Data items
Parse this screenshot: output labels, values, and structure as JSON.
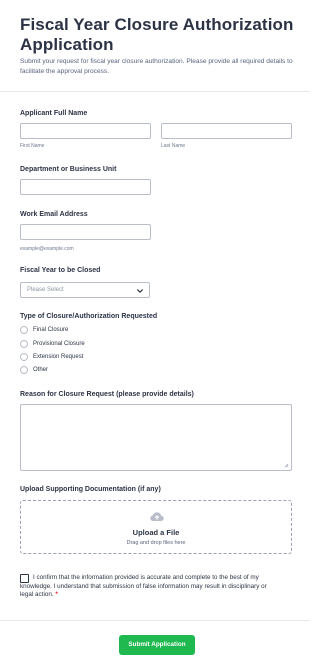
{
  "header": {
    "title": "Fiscal Year Closure Authorization Application",
    "subtitle": "Submit your request for fiscal year closure authorization. Please provide all required details to facilitate the approval process."
  },
  "applicant": {
    "label": "Applicant Full Name",
    "first_sublabel": "First Name",
    "last_sublabel": "Last Name",
    "first_value": "",
    "last_value": ""
  },
  "department": {
    "label": "Department or Business Unit",
    "value": ""
  },
  "email": {
    "label": "Work Email Address",
    "sublabel": "example@example.com",
    "value": ""
  },
  "fiscal_year": {
    "label": "Fiscal Year to be Closed",
    "selected": "Please Select"
  },
  "closure_type": {
    "label": "Type of Closure/Authorization Requested",
    "options": [
      "Final Closure",
      "Provisional Closure",
      "Extension Request",
      "Other"
    ]
  },
  "reason": {
    "label": "Reason for Closure Request (please provide details)",
    "value": ""
  },
  "upload": {
    "label": "Upload Supporting Documentation (if any)",
    "title": "Upload a File",
    "subtitle": "Drag and drop files here",
    "icon": "cloud-upload-icon"
  },
  "consent": {
    "text": "I confirm that the information provided is accurate and complete to the best of my knowledge. I understand that submission of false information may result in disciplinary or legal action.",
    "required_mark": "*"
  },
  "submit": {
    "label": "Submit Application"
  },
  "colors": {
    "accent_green": "#1fb94f",
    "required_red": "#e2192c",
    "text_dark": "#2c3345",
    "border": "#b8bdc9"
  }
}
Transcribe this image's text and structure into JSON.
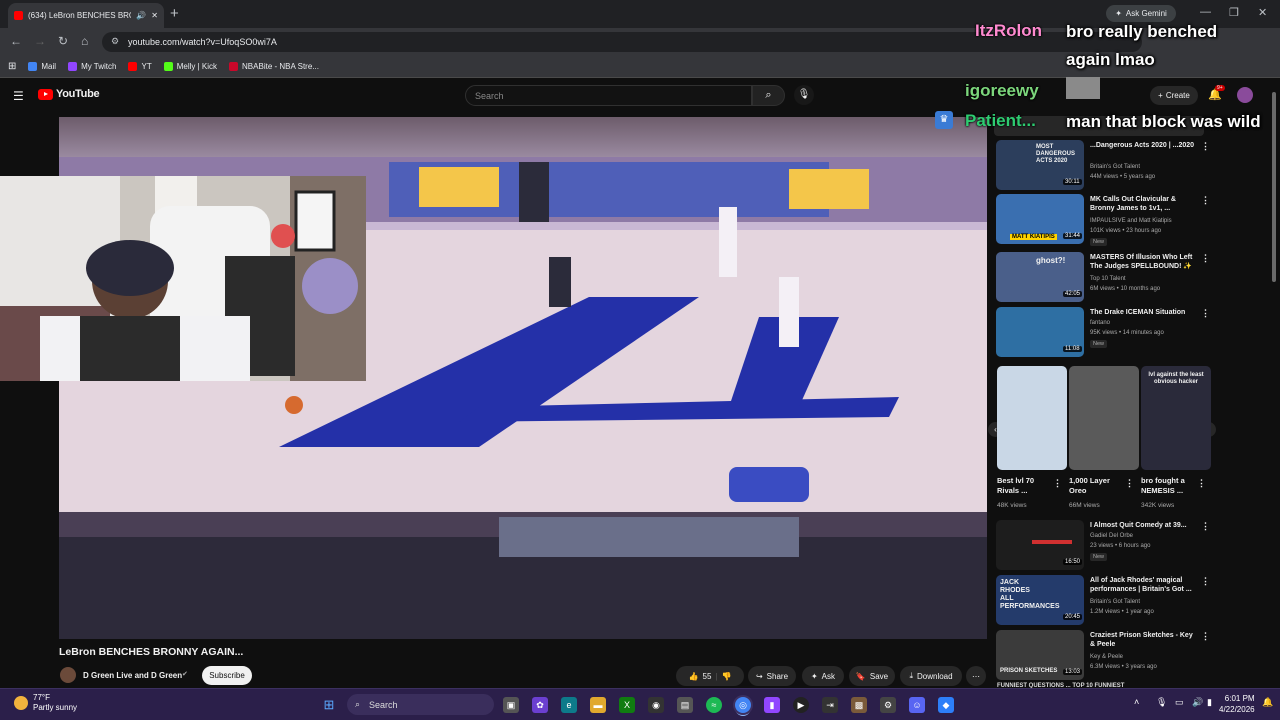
{
  "browser": {
    "tab_title": "(634) LeBron BENCHES BRO",
    "url": "youtube.com/watch?v=UfoqSO0wi7A",
    "ask_gemini": "Ask Gemini",
    "bookmarks": [
      {
        "label": "Mail",
        "color": "#4285f4"
      },
      {
        "label": "My Twitch",
        "color": "#9146ff"
      },
      {
        "label": "YT",
        "color": "#ff0000"
      },
      {
        "label": "Melly | Kick",
        "color": "#53fc18"
      },
      {
        "label": "NBABite - NBA Stre...",
        "color": "#c9082a"
      }
    ]
  },
  "youtube": {
    "logo_text": "YouTube",
    "search_placeholder": "Search",
    "create_label": "Create",
    "notif_badge": "9+"
  },
  "video": {
    "title": "LeBron BENCHES BRONNY AGAIN...",
    "channel": "D Green Live and D Green",
    "subscribe": "Subscribe",
    "likes": "55",
    "share": "Share",
    "ask": "Ask",
    "save": "Save",
    "download": "Download"
  },
  "sidebar": {
    "videos": [
      {
        "title": "...Dangerous Acts 2020 | ...2020",
        "channel": "Britain's Got Talent",
        "meta": "44M views • 5 years ago",
        "duration": "30:11",
        "new": "",
        "thumb": "#2c3e5c",
        "thumb_text": "MOST DANGEROUS ACTS 2020"
      },
      {
        "title": "MK Calls Out Clavicular & Bronny James to 1v1, ...",
        "channel": "IMPAULSIVE and Matt Kiatipis",
        "meta": "101K views • 23 hours ago",
        "duration": "31:44",
        "new": "New",
        "thumb": "#3a6fb0",
        "thumb_text": "MATT KIATIPIS"
      },
      {
        "title": "MASTERS Of Illusion Who Left The Judges SPELLBOUND! ✨",
        "channel": "Top 10 Talent",
        "meta": "6M views • 10 months ago",
        "duration": "42:05",
        "new": "",
        "thumb": "#4a5f8a",
        "thumb_text": "ghost?!"
      },
      {
        "title": "The Drake ICEMAN Situation",
        "channel": "fantano",
        "meta": "95K views • 14 minutes ago",
        "duration": "11:08",
        "new": "New",
        "thumb": "#2e6fa3",
        "thumb_text": ""
      },
      {
        "title": "I Almost Quit Comedy at 39...",
        "channel": "Gadiel Del Orbe",
        "meta": "23 views • 6 hours ago",
        "duration": "16:50",
        "new": "New",
        "thumb": "#1d1d1d",
        "thumb_text": ""
      },
      {
        "title": "All of Jack Rhodes' magical performances | Britain's Got ...",
        "channel": "Britain's Got Talent",
        "meta": "1.2M views • 1 year ago",
        "duration": "20:45",
        "new": "",
        "thumb": "#243b6b",
        "thumb_text": "JACK RHODES ALL PERFORMANCES"
      },
      {
        "title": "Craziest Prison Sketches - Key & Peele",
        "channel": "Key & Peele",
        "meta": "6.3M views • 3 years ago",
        "duration": "13:03",
        "new": "",
        "thumb": "#3b3b3b",
        "thumb_text": "PRISON SKETCHES"
      }
    ],
    "shorts": [
      {
        "title": "Best lvl 70 Rivals ...",
        "views": "48K views",
        "bg": "#c9d7e6",
        "text": ""
      },
      {
        "title": "1,000 Layer Oreo",
        "views": "66M views",
        "bg": "#5a5a5a",
        "text": ""
      },
      {
        "title": "bro fought a NEMESIS ...",
        "views": "342K views",
        "bg": "#2a2a3a",
        "text": "lvl against the least obvious hacker"
      }
    ],
    "bottom_cut": "FUNNIEST QUESTIONS ... TOP 10 FUNNIEST"
  },
  "chat": [
    {
      "name": "ItzRolon",
      "color": "#ff8ad0",
      "message": "bro really benched again lmao"
    },
    {
      "name": "igoreewy",
      "color": "#7cd67c",
      "message": ""
    },
    {
      "name": "Patient...",
      "color": "#2ecc71",
      "message": "man that block was wild"
    }
  ],
  "taskbar": {
    "temp": "77°F",
    "condition": "Partly sunny",
    "search": "Search",
    "time": "6:01 PM",
    "date": "4/22/2026"
  }
}
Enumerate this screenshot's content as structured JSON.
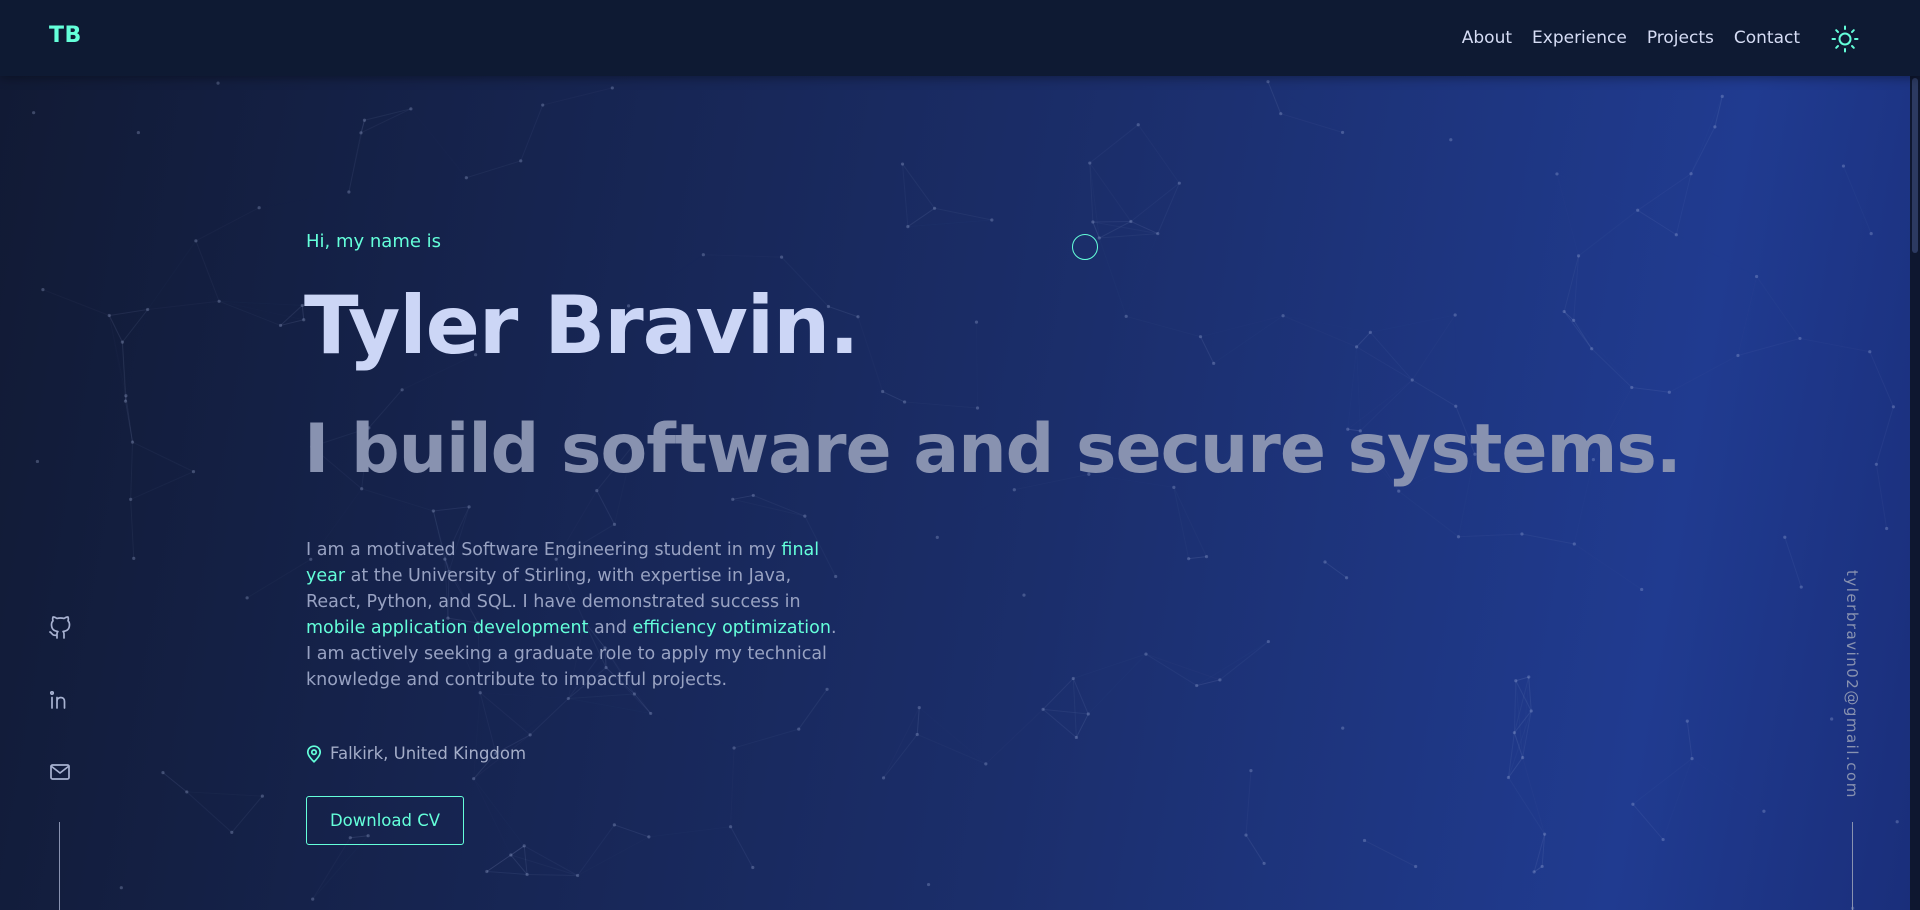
{
  "header": {
    "logo": "TB",
    "nav": [
      "About",
      "Experience",
      "Projects",
      "Contact"
    ],
    "theme_toggle_icon": "sun-icon"
  },
  "hero": {
    "greeting": "Hi, my name is",
    "name": "Tyler Bravin.",
    "tagline": "I build software and secure systems.",
    "bio": {
      "p1": "I am a motivated Software Engineering student in my ",
      "hl1": "final year",
      "p2": " at the University of Stirling, with expertise in Java, React, Python, and SQL. I have demonstrated success in ",
      "hl2": "mobile application development",
      "p3": " and ",
      "hl3": "efficiency optimization",
      "p4": ".",
      "p5": "I am actively seeking a graduate role to apply my technical knowledge and contribute to impactful projects."
    },
    "location": "Falkirk, United Kingdom",
    "location_icon": "map-pin-icon",
    "cv_button": "Download CV"
  },
  "social": {
    "items": [
      "github-icon",
      "linkedin-icon",
      "mail-icon"
    ],
    "email": "tylerbravin02@gmail.com"
  },
  "colors": {
    "accent": "#64ffda",
    "heading": "#ccd6f6",
    "muted": "#8892b0",
    "navbar": "#0e1a33"
  }
}
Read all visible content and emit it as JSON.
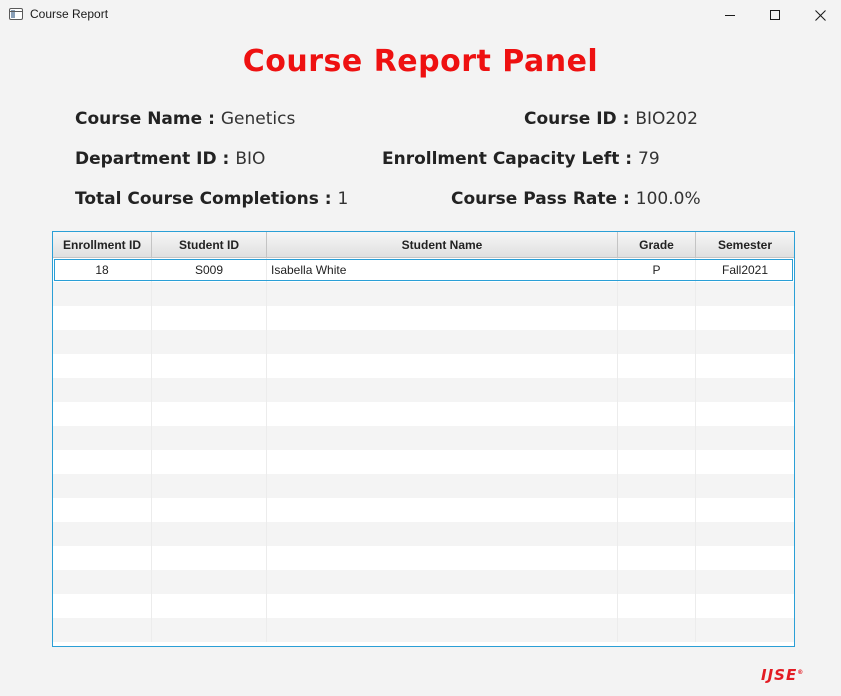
{
  "window": {
    "title": "Course Report"
  },
  "heading": "Course Report Panel",
  "info": {
    "course_name_label": "Course Name :",
    "course_name": "Genetics",
    "course_id_label": "Course ID :",
    "course_id": "BIO202",
    "department_id_label": "Department ID :",
    "department_id": "BIO",
    "capacity_left_label": "Enrollment Capacity Left :",
    "capacity_left": "79",
    "completions_label": "Total Course Completions :",
    "completions": "1",
    "pass_rate_label": "Course Pass Rate :",
    "pass_rate": "100.0%"
  },
  "table": {
    "columns": [
      "Enrollment ID",
      "Student ID",
      "Student Name",
      "Grade",
      "Semester"
    ],
    "rows": [
      [
        "18",
        "S009",
        "Isabella White",
        "P",
        "Fall2021"
      ]
    ]
  },
  "logo": "IJSE",
  "colors": {
    "accent": "#2a9fd6",
    "heading": "#ee1111",
    "logo": "#e31b23"
  }
}
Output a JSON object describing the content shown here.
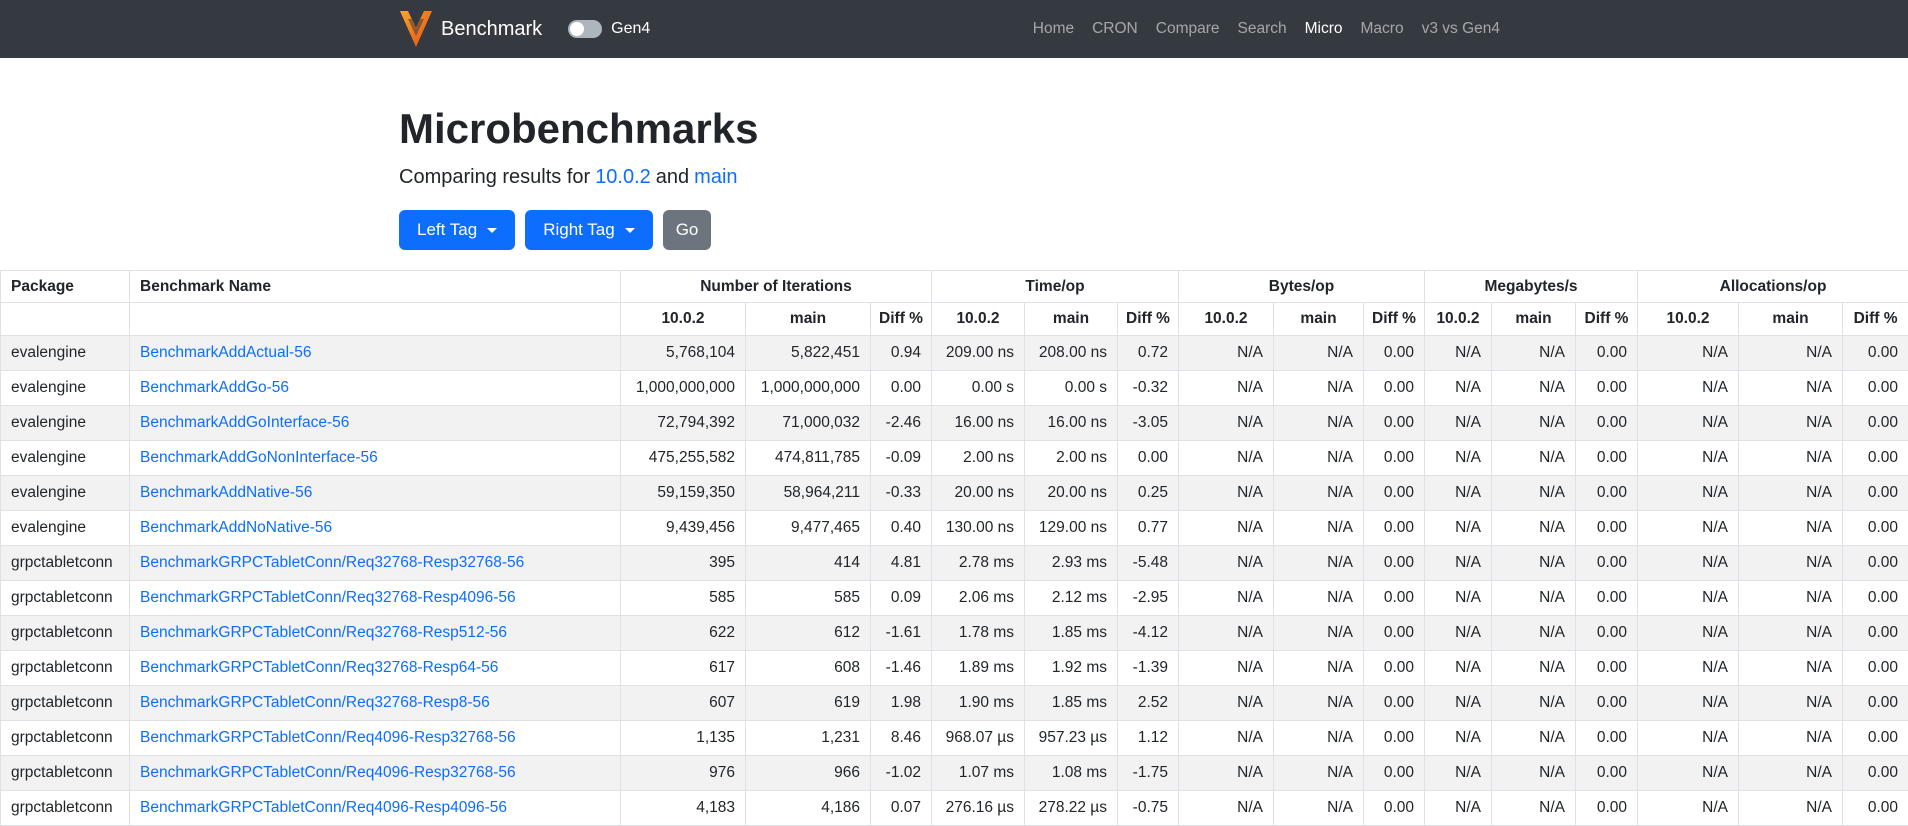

What is being asked
Leave out the pictures and output the rest of the material exactly as written.

Output
Parse this screenshot: output labels, values, and structure as JSON.
{
  "header": {
    "title": "Fiscal Year Closure Authorization Application",
    "subtitle": "Submit your request for fiscal year closure authorization. Please provide all required details to facilitate the approval process."
  },
  "applicant": {
    "label": "Applicant Full Name",
    "first_sublabel": "First Name",
    "last_sublabel": "Last Name",
    "first_value": "",
    "last_value": ""
  },
  "department": {
    "label": "Department or Business Unit",
    "value": ""
  },
  "email": {
    "label": "Work Email Address",
    "sublabel": "example@example.com",
    "value": ""
  },
  "fiscal_year": {
    "label": "Fiscal Year to be Closed",
    "selected": "Please Select"
  },
  "closure_type": {
    "label": "Type of Closure/Authorization Requested",
    "options": [
      "Final Closure",
      "Provisional Closure",
      "Extension Request",
      "Other"
    ]
  },
  "reason": {
    "label": "Reason for Closure Request (please provide details)",
    "value": ""
  },
  "upload": {
    "label": "Upload Supporting Documentation (if any)",
    "title": "Upload a File",
    "subtitle": "Drag and drop files here",
    "icon": "cloud-upload-icon"
  },
  "consent": {
    "text": "I confirm that the information provided is accurate and complete to the best of my knowledge. I understand that submission of false information may result in disciplinary or legal action.",
    "required_mark": "*"
  },
  "submit": {
    "label": "Submit Application"
  },
  "colors": {
    "accent_green": "#1fb94f",
    "required_red": "#e2192c",
    "text_dark": "#2c3345",
    "border": "#b8bdc9"
  }
}
Transcribe this image's text and structure into JSON.
{
  "browser": {
    "tab_title": "(634) LeBron BENCHES BRO",
    "url": "youtube.com/watch?v=UfoqSO0wi7A",
    "ask_gemini": "Ask Gemini",
    "bookmarks": [
      {
        "label": "Mail",
        "color": "#4285f4"
      },
      {
        "label": "My Twitch",
        "color": "#9146ff"
      },
      {
        "label": "YT",
        "color": "#ff0000"
      },
      {
        "label": "Melly | Kick",
        "color": "#53fc18"
      },
      {
        "label": "NBABite - NBA Stre...",
        "color": "#c9082a"
      }
    ]
  },
  "youtube": {
    "logo_text": "YouTube",
    "search_placeholder": "Search",
    "create_label": "Create",
    "notif_badge": "9+"
  },
  "video": {
    "title": "LeBron BENCHES BRONNY AGAIN...",
    "channel": "D Green Live and D Green",
    "subscribe": "Subscribe",
    "likes": "55",
    "share": "Share",
    "ask": "Ask",
    "save": "Save",
    "download": "Download"
  },
  "sidebar": {
    "videos": [
      {
        "title": "...Dangerous Acts 2020 | ...2020",
        "channel": "Britain's Got Talent",
        "meta": "44M views • 5 years ago",
        "duration": "30:11",
        "new": "",
        "thumb": "#2c3e5c",
        "thumb_text": "MOST DANGEROUS ACTS 2020"
      },
      {
        "title": "MK Calls Out Clavicular & Bronny James to 1v1, ...",
        "channel": "IMPAULSIVE and Matt Kiatipis",
        "meta": "101K views • 23 hours ago",
        "duration": "31:44",
        "new": "New",
        "thumb": "#3a6fb0",
        "thumb_text": "MATT KIATIPIS"
      },
      {
        "title": "MASTERS Of Illusion Who Left The Judges SPELLBOUND! ✨",
        "channel": "Top 10 Talent",
        "meta": "6M views • 10 months ago",
        "duration": "42:05",
        "new": "",
        "thumb": "#4a5f8a",
        "thumb_text": "ghost?!"
      },
      {
        "title": "The Drake ICEMAN Situation",
        "channel": "fantano",
        "meta": "95K views • 14 minutes ago",
        "duration": "11:08",
        "new": "New",
        "thumb": "#2e6fa3",
        "thumb_text": ""
      },
      {
        "title": "I Almost Quit Comedy at 39...",
        "channel": "Gadiel Del Orbe",
        "meta": "23 views • 6 hours ago",
        "duration": "16:50",
        "new": "New",
        "thumb": "#1d1d1d",
        "thumb_text": ""
      },
      {
        "title": "All of Jack Rhodes' magical performances | Britain's Got ...",
        "channel": "Britain's Got Talent",
        "meta": "1.2M views • 1 year ago",
        "duration": "20:45",
        "new": "",
        "thumb": "#243b6b",
        "thumb_text": "JACK RHODES ALL PERFORMANCES"
      },
      {
        "title": "Craziest Prison Sketches - Key & Peele",
        "channel": "Key & Peele",
        "meta": "6.3M views • 3 years ago",
        "duration": "13:03",
        "new": "",
        "thumb": "#3b3b3b",
        "thumb_text": "PRISON SKETCHES"
      }
    ],
    "shorts": [
      {
        "title": "Best lvl 70 Rivals ...",
        "views": "48K views",
        "bg": "#c9d7e6",
        "text": ""
      },
      {
        "title": "1,000 Layer Oreo",
        "views": "66M views",
        "bg": "#5a5a5a",
        "text": ""
      },
      {
        "title": "bro fought a NEMESIS ...",
        "views": "342K views",
        "bg": "#2a2a3a",
        "text": "lvl against the least obvious hacker"
      }
    ],
    "bottom_cut": "FUNNIEST QUESTIONS ... TOP 10 FUNNIEST"
  },
  "chat": [
    {
      "name": "ItzRolon",
      "color": "#ff8ad0",
      "message": "bro really benched again lmao"
    },
    {
      "name": "igoreewy",
      "color": "#7cd67c",
      "message": ""
    },
    {
      "name": "Patient...",
      "color": "#2ecc71",
      "message": "man that block was wild"
    }
  ],
  "taskbar": {
    "temp": "77°F",
    "condition": "Partly sunny",
    "search": "Search",
    "time": "6:01 PM",
    "date": "4/22/2026"
  }
}
Enumerate this screenshot's content as structured JSON.
{
  "header": {
    "logo": "TB",
    "nav": [
      "About",
      "Experience",
      "Projects",
      "Contact"
    ],
    "theme_toggle_icon": "sun-icon"
  },
  "hero": {
    "greeting": "Hi, my name is",
    "name": "Tyler Bravin.",
    "tagline": "I build software and secure systems.",
    "bio": {
      "p1": "I am a motivated Software Engineering student in my ",
      "hl1": "final year",
      "p2": " at the University of Stirling, with expertise in Java, React, Python, and SQL. I have demonstrated success in ",
      "hl2": "mobile application development",
      "p3": " and ",
      "hl3": "efficiency optimization",
      "p4": ".",
      "p5": "I am actively seeking a graduate role to apply my technical knowledge and contribute to impactful projects."
    },
    "location": "Falkirk, United Kingdom",
    "location_icon": "map-pin-icon",
    "cv_button": "Download CV"
  },
  "social": {
    "items": [
      "github-icon",
      "linkedin-icon",
      "mail-icon"
    ],
    "email": "tylerbravin02@gmail.com"
  },
  "colors": {
    "accent": "#64ffda",
    "heading": "#ccd6f6",
    "muted": "#8892b0",
    "navbar": "#0e1a33"
  }
}
Read all visible content and emit it as JSON.
{
  "window": {
    "title": "Course Report"
  },
  "heading": "Course Report Panel",
  "info": {
    "course_name_label": "Course Name :",
    "course_name": "Genetics",
    "course_id_label": "Course ID :",
    "course_id": "BIO202",
    "department_id_label": "Department ID :",
    "department_id": "BIO",
    "capacity_left_label": "Enrollment Capacity Left :",
    "capacity_left": "79",
    "completions_label": "Total Course Completions :",
    "completions": "1",
    "pass_rate_label": "Course Pass Rate :",
    "pass_rate": "100.0%"
  },
  "table": {
    "columns": [
      "Enrollment ID",
      "Student ID",
      "Student Name",
      "Grade",
      "Semester"
    ],
    "rows": [
      [
        "18",
        "S009",
        "Isabella White",
        "P",
        "Fall2021"
      ]
    ]
  },
  "logo": "IJSE",
  "colors": {
    "accent": "#2a9fd6",
    "heading": "#ee1111",
    "logo": "#e31b23"
  }
}
Output a JSON object describing the content shown here.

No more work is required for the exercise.